> **Supplied entries**
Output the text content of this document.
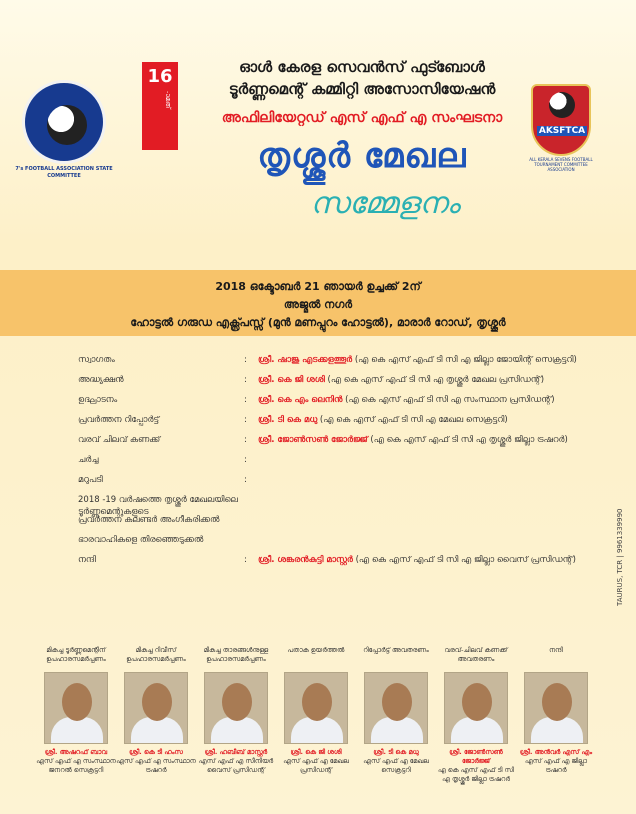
7's FOOTBALL ASSOCIATION STATE COMMITTEE
16
-ാമത്
ഓൾ കേരള സെവൻസ് ഫുട്ബോൾ
ടൂർണ്ണമെന്റ് കമ്മിറ്റി അസോസിയേഷൻ
അഫിലിയേറ്റഡ് എസ് എഫ് എ സംഘടനാ
തൃശ്ശൂർ മേഖല
സമ്മേളനം
AKSFTCA
ALL KERALA SEVENS FOOTBALL TOURNAMENT COMMITTEE ASSOCIATION
2018 ഒക്ടോബർ 21 ഞായർ ഉച്ചക്ക് 2ന്
അജ്മൽ നഗർ
ഹോട്ടൽ ഗരുഡ എക്സ്പ്രസ്സ് (മുൻ മണപ്പുറം ഹോട്ടൽ), മാരാർ റോഡ്, തൃശ്ശൂർ
സ്വാഗതം	:	ശ്രീ. ഷാജു എടക്കളത്തൂർ (എ കെ എസ് എഫ് ടി സി എ ജില്ലാ ജോയിന്റ് സെക്രട്ടറി)
അദ്ധ്യക്ഷൻ	:	ശ്രീ. കെ ജി ശശി (എ കെ എസ് എഫ് ടി സി എ തൃശ്ശൂർ മേഖല പ്രസിഡന്റ്)
ഉദ്ഘാടനം	:	ശ്രീ. കെ എം ലെനിൻ (എ കെ എസ് എഫ് ടി സി എ സംസ്ഥാന പ്രസിഡന്റ്)
പ്രവർത്തന റിപ്പോർട്ട്	:	ശ്രീ. ടി കെ മധു (എ കെ എസ് എഫ് ടി സി എ മേഖല സെക്രട്ടറി)
വരവ് ചിലവ് കണക്ക്	:	ശ്രീ. ജോൺസൺ ജോർജ്ജ് (എ കെ എസ് എഫ് ടി സി എ തൃശ്ശൂർ ജില്ലാ ട്രഷറർ)
ചർച്ച	:
മറുപടി	:
2018 -19 വർഷത്തെ തൃശ്ശൂർ മേഖലയിലെ ടൂർണ്ണമെന്റുകളുടെ
പ്രവർത്തന കലണ്ടർ അംഗീകരിക്കൽ
ഭാരവാഹികളെ തിരഞ്ഞെടുക്കൽ
നന്ദി	:	ശ്രീ. ശങ്കരൻകുട്ടി മാസ്റ്റർ (എ കെ എസ് എഫ് ടി സി എ ജില്ലാ വൈസ് പ്രസിഡന്റ്)	TAURUS, TCR | 9961339990
മികച്ച ടൂർണ്ണമെന്റിന് ഉപഹാരസമർപ്പണം
ശ്രീ. അഷറഫ് ബാവ
എസ് എഫ് എ സംസ്ഥാന ജനറൽ സെക്രട്ടറി
മികച്ച റിവീസ് ഉപഹാരസമർപ്പണം
ശ്രീ. കെ ടി ഹംസ
എസ് എഫ് എ സംസ്ഥാന ട്രഷറർ
മികച്ച താരങ്ങൾനുള്ള ഉപഹാരസമർപ്പണം
ശ്രീ. ഹബീബ് മാസ്റ്റർ
എസ് എഫ് എ സീനിയർ വൈസ് പ്രസിഡന്റ്
പതാക ഉയർത്തൽ
ശ്രീ. കെ ജി ശശി
എസ് എഫ് എ മേഖല പ്രസിഡന്റ്
റിപ്പോർട്ട് അവതരണം
ശ്രീ. ടി കെ മധു
എസ് എഫ് എ മേഖല സെക്രട്ടറി
വരവ്-ചിലവ് കണക്ക് അവതരണം
ശ്രീ. ജോൺസൺ ജോർജ്ജ്
എ കെ എസ് എഫ് ടി സി എ തൃശ്ശൂർ ജില്ലാ ട്രഷറർ
നന്ദി
ശ്രീ. അൻവർ എസ് എം
എസ് എഫ് എ ജില്ലാ ട്രഷറർ
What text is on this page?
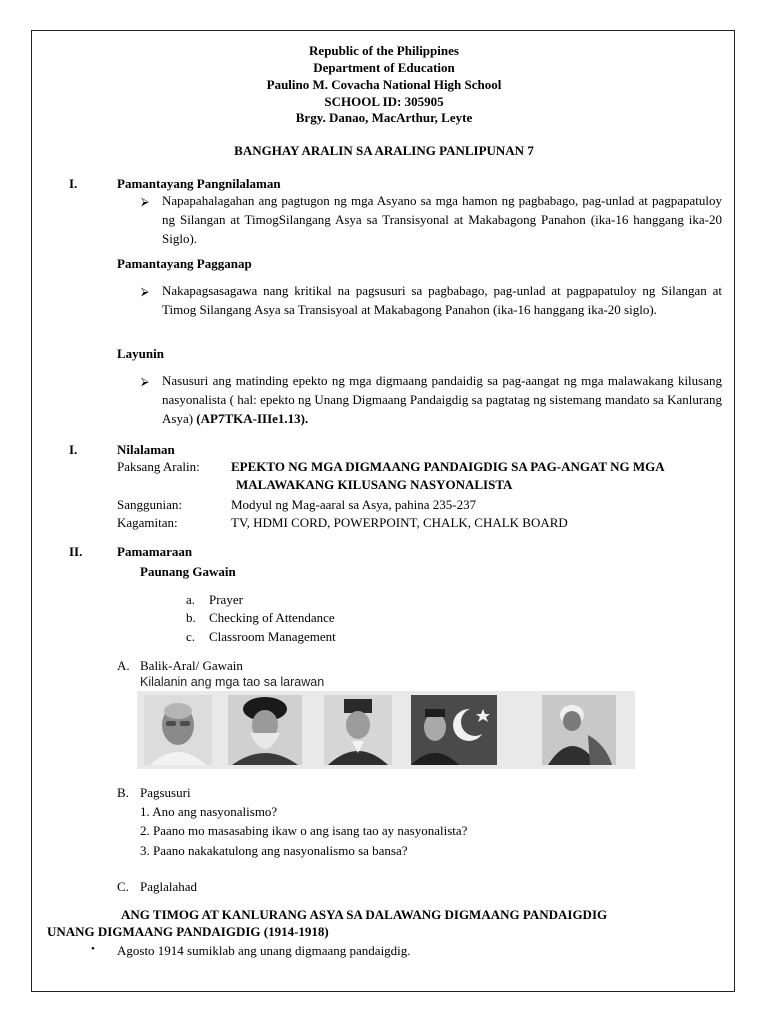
Republic of the Philippines
Department of Education
Paulino M. Covacha National High School
SCHOOL ID: 305905
Brgy. Danao, MacArthur, Leyte
BANGHAY ARALIN SA ARALING PANLIPUNAN 7
I.	Pamantayang Pangnilalaman
⮚ Napapahalagahan ang pagtugon ng mga Asyano sa mga hamon ng pagbabago, pag-unlad at pagpapatuloy ng Silangan at TimogSilangang Asya sa Transisyonal at Makabagong Panahon (ika-16 hanggang ika-20 Siglo).
Pamantayang Pagganap
⮚ Nakapagsasagawa nang kritikal na pagsusuri sa pagbabago, pag-unlad at pagpapatuloy ng Silangan at Timog Silangang Asya sa Transisyoal at Makabagong Panahon (ika-16 hanggang ika-20 siglo).
Layunin
⮚ Nasusuri ang matinding epekto ng mga digmaang pandaidig sa pag-aangat ng mga malawakang kilusang nasyonalista ( hal: epekto ng Unang Digmaang Pandaigdig sa pagtatag ng sistemang mandato sa Kanlurang Asya) (AP7TKA-IIIe1.13).
I.	Nilalaman
Paksang Aralin: EPEKTO NG MGA DIGMAANG PANDAIGDIG SA PAG-ANGAT NG MGA
MALAWAKANG KILUSANG NASYONALISTA
Sanggunian:	Modyul ng Mag-aaral sa Asya, pahina 235-237
Kagamitan:	TV, HDMI CORD, POWERPOINT, CHALK, CHALK BOARD
II.	Pamamaraan
Paunang Gawain
a. Prayer
b. Checking of Attendance
c. Classroom Management
A. Balik-Aral/ Gawain
Kilalanin ang mga tao sa larawan
B. Pagsusuri
1. Ano ang nasyonalismo?
2. Paano mo masasabing ikaw o ang isang tao ay nasyonalista?
3. Paano nakakatulong ang nasyonalismo sa bansa?
C. Paglalahad
ANG TIMOG AT KANLURANG ASYA SA DALAWANG DIGMAANG PANDAIGDIG
UNANG DIGMAANG PANDAIGDIG (1914-1918)
• Agosto 1914 sumiklab ang unang digmaang pandaigdig.
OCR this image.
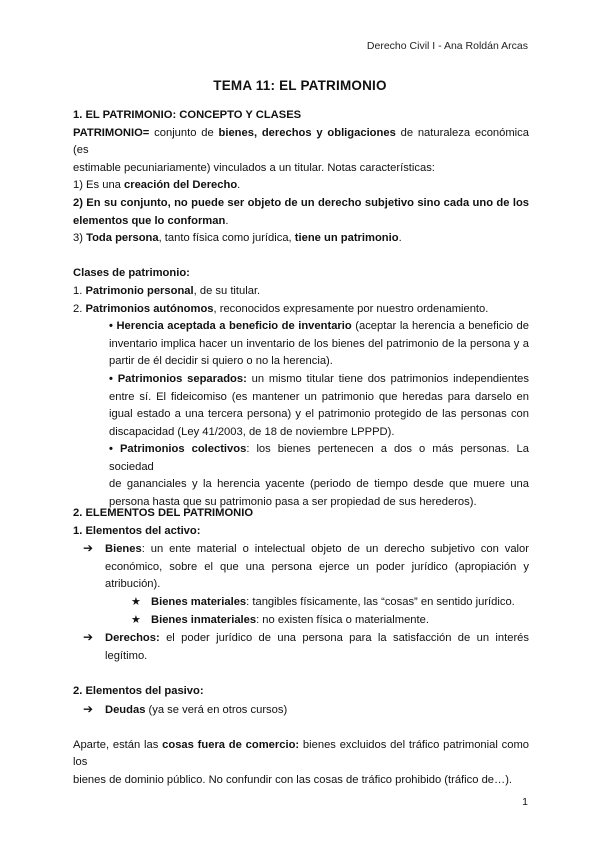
Derecho Civil I - Ana Roldán Arcas
TEMA 11: EL PATRIMONIO
1. EL PATRIMONIO: CONCEPTO Y CLASES
PATRIMONIO= conjunto de bienes, derechos y obligaciones de naturaleza económica (es
estimable pecuniariamente) vinculados a un titular. Notas características:
1) Es una creación del Derecho.
2) En su conjunto, no puede ser objeto de un derecho subjetivo sino cada uno de los
elementos que lo conforman.
3) Toda persona, tanto física como jurídica, tiene un patrimonio.
Clases de patrimonio:
1. Patrimonio personal, de su titular.
2. Patrimonios autónomos, reconocidos expresamente por nuestro ordenamiento.
• Herencia aceptada a beneficio de inventario (aceptar la herencia a beneficio de
inventario implica hacer un inventario de los bienes del patrimonio de la persona y a
partir de él decidir si quiero o no la herencia).
• Patrimonios separados: un mismo titular tiene dos patrimonios independientes
entre sí. El fideicomiso (es mantener un patrimonio que heredas para darselo en
igual estado a una tercera persona) y el patrimonio protegido de las personas con
discapacidad (Ley 41/2003, de 18 de noviembre LPPPD).
• Patrimonios colectivos: los bienes pertenecen a dos o más personas. La sociedad
de gananciales y la herencia yacente (periodo de tiempo desde que muere una
persona hasta que su patrimonio pasa a ser propiedad de sus herederos).
2. ELEMENTOS DEL PATRIMONIO
1. Elementos del activo:
➔ Bienes: un ente material o intelectual objeto de un derecho subjetivo con valor
económico, sobre el que una persona ejerce un poder jurídico (apropiación y
atribución).
★ Bienes materiales: tangibles físicamente, las “cosas” en sentido jurídico.
★ Bienes inmateriales: no existen física o materialmente.
➔ Derechos: el poder jurídico de una persona para la satisfacción de un interés
legítimo.
2. Elementos del pasivo:
➔ Deudas (ya se verá en otros cursos)
Aparte, están las cosas fuera de comercio: bienes excluidos del tráfico patrimonial como los
bienes de dominio público. No confundir con las cosas de tráfico prohibido (tráfico de…).
1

> **The exercise**
Return all lines with the word "titular" in them.

> **Full output**
estimable pecuniariamente) vinculados a un titular. Notas características:
1. Patrimonio personal, de su titular.
• Patrimonios separados: un mismo titular tiene dos patrimonios independientes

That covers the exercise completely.